___ Data shown

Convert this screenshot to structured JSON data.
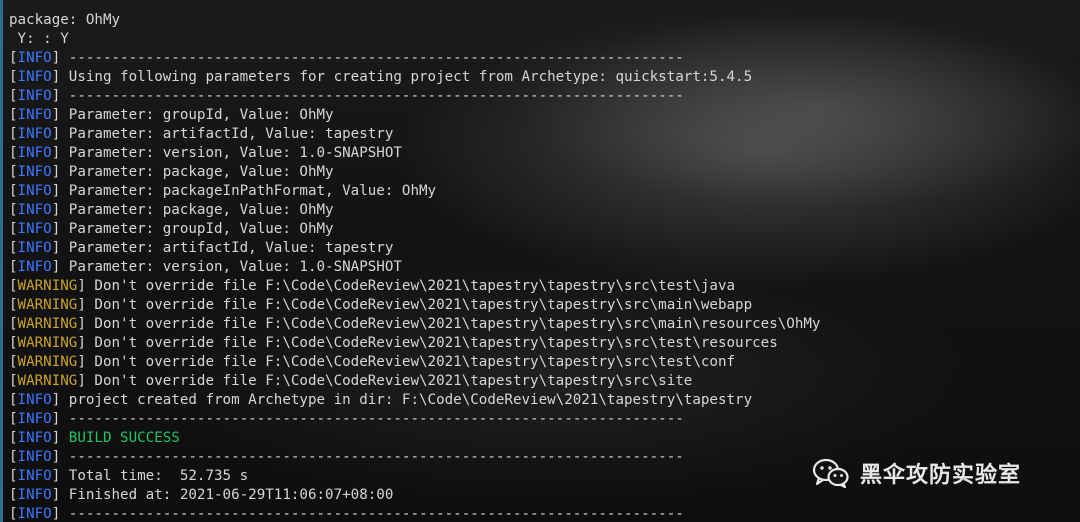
{
  "terminal": {
    "prompt_lines": [
      "package: OhMy",
      " Y: : Y"
    ],
    "log": [
      {
        "level": "INFO",
        "text": " ------------------------------------------------------------------------"
      },
      {
        "level": "INFO",
        "text": " Using following parameters for creating project from Archetype: quickstart:5.4.5"
      },
      {
        "level": "INFO",
        "text": " ------------------------------------------------------------------------"
      },
      {
        "level": "INFO",
        "text": " Parameter: groupId, Value: OhMy"
      },
      {
        "level": "INFO",
        "text": " Parameter: artifactId, Value: tapestry"
      },
      {
        "level": "INFO",
        "text": " Parameter: version, Value: 1.0-SNAPSHOT"
      },
      {
        "level": "INFO",
        "text": " Parameter: package, Value: OhMy"
      },
      {
        "level": "INFO",
        "text": " Parameter: packageInPathFormat, Value: OhMy"
      },
      {
        "level": "INFO",
        "text": " Parameter: package, Value: OhMy"
      },
      {
        "level": "INFO",
        "text": " Parameter: groupId, Value: OhMy"
      },
      {
        "level": "INFO",
        "text": " Parameter: artifactId, Value: tapestry"
      },
      {
        "level": "INFO",
        "text": " Parameter: version, Value: 1.0-SNAPSHOT"
      },
      {
        "level": "WARNING",
        "text": " Don't override file F:\\Code\\CodeReview\\2021\\tapestry\\tapestry\\src\\test\\java"
      },
      {
        "level": "WARNING",
        "text": " Don't override file F:\\Code\\CodeReview\\2021\\tapestry\\tapestry\\src\\main\\webapp"
      },
      {
        "level": "WARNING",
        "text": " Don't override file F:\\Code\\CodeReview\\2021\\tapestry\\tapestry\\src\\main\\resources\\OhMy"
      },
      {
        "level": "WARNING",
        "text": " Don't override file F:\\Code\\CodeReview\\2021\\tapestry\\tapestry\\src\\test\\resources"
      },
      {
        "level": "WARNING",
        "text": " Don't override file F:\\Code\\CodeReview\\2021\\tapestry\\tapestry\\src\\test\\conf"
      },
      {
        "level": "WARNING",
        "text": " Don't override file F:\\Code\\CodeReview\\2021\\tapestry\\tapestry\\src\\site"
      },
      {
        "level": "INFO",
        "text": " project created from Archetype in dir: F:\\Code\\CodeReview\\2021\\tapestry\\tapestry"
      },
      {
        "level": "INFO",
        "text": " ------------------------------------------------------------------------"
      },
      {
        "level": "INFO",
        "text": " BUILD SUCCESS",
        "highlight": "success"
      },
      {
        "level": "INFO",
        "text": " ------------------------------------------------------------------------"
      },
      {
        "level": "INFO",
        "text": " Total time:  52.735 s"
      },
      {
        "level": "INFO",
        "text": " Finished at: 2021-06-29T11:06:07+08:00"
      },
      {
        "level": "INFO",
        "text": " ------------------------------------------------------------------------"
      }
    ]
  },
  "watermark": {
    "icon": "wechat-icon",
    "text": "黑伞攻防实验室"
  },
  "colors": {
    "info": "#3b78ff",
    "warning": "#c9a227",
    "success": "#23c45d",
    "text": "#d6d6d6"
  }
}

______

> [Task to carry out]: Copy out each line of the records that holds the string "project".

> [Expected answer]:
        "text": " Using following parameters for creating project from Archetype: quickstart:5.4.5"
        "text": " project created from Archetype in dir: F:\\Code\\CodeReview\\2021\\tapestry\\tapestry"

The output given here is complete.